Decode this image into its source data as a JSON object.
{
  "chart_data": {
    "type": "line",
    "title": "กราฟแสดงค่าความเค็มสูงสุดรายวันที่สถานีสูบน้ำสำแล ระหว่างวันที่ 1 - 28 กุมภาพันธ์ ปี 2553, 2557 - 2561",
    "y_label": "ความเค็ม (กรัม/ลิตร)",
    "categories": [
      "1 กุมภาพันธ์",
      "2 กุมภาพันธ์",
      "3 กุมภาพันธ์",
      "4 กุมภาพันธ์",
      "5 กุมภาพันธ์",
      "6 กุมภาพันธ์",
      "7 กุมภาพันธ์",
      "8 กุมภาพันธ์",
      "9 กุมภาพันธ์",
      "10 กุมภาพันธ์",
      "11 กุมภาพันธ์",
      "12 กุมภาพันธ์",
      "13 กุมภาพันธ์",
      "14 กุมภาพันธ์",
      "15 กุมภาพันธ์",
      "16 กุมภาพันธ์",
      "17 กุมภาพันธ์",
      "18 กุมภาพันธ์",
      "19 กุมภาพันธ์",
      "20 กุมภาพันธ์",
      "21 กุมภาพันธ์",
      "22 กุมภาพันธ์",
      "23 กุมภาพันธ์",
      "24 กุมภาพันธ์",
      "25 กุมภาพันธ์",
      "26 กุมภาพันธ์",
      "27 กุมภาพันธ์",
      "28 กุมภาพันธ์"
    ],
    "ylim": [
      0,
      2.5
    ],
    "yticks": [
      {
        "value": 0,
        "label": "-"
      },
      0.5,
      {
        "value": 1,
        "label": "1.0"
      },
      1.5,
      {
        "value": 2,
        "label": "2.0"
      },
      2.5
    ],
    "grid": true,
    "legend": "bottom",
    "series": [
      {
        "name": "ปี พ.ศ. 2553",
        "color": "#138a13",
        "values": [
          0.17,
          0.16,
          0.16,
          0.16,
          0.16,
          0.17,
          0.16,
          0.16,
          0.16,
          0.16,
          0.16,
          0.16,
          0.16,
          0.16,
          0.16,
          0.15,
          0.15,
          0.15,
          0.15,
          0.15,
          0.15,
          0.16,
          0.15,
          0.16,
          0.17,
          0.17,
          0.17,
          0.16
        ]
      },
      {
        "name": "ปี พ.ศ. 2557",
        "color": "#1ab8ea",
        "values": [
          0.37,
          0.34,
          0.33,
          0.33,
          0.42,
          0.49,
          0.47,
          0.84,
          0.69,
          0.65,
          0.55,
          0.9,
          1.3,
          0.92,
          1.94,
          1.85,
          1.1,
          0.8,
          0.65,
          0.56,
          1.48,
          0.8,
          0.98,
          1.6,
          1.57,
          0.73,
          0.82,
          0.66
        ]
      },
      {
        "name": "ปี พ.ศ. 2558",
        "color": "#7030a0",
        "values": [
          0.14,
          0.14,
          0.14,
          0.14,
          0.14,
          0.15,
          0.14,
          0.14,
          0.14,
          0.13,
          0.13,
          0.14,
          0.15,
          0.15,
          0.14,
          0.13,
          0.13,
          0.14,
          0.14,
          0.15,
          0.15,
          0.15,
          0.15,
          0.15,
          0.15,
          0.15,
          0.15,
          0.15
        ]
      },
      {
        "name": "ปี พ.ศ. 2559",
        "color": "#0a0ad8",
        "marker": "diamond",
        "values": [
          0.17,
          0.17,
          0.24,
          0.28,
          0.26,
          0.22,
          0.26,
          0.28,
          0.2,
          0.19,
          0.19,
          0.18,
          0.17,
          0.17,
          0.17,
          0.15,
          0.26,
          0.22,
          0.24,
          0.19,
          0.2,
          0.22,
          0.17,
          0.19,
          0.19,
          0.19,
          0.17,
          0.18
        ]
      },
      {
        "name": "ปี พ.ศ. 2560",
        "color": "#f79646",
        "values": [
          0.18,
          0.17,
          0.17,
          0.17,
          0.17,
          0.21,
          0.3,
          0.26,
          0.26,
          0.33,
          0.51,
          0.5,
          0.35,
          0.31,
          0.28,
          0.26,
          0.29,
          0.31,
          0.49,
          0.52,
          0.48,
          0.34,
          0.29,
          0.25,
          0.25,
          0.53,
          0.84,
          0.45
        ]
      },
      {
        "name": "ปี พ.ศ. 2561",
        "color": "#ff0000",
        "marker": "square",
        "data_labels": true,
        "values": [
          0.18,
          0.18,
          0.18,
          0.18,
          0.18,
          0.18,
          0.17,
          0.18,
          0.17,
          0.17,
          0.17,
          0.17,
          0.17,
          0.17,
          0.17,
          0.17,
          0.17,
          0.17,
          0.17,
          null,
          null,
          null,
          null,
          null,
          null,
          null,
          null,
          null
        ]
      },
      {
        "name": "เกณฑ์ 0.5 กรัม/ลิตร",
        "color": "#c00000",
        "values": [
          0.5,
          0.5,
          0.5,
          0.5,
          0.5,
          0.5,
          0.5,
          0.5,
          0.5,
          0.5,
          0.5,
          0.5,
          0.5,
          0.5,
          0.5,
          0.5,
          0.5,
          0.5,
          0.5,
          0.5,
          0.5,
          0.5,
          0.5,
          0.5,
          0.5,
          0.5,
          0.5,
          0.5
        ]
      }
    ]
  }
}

○ ○ ○ ○ ○ ○ ○

*What is needed:*
Show the lines of the data that hold the word "color".

*The result:*
        "color": "#138a13",
        "color": "#1ab8ea",
        "color": "#7030a0",
        "color": "#0a0ad8",
        "color": "#f79646",
        "color": "#ff0000",
        "color": "#c00000",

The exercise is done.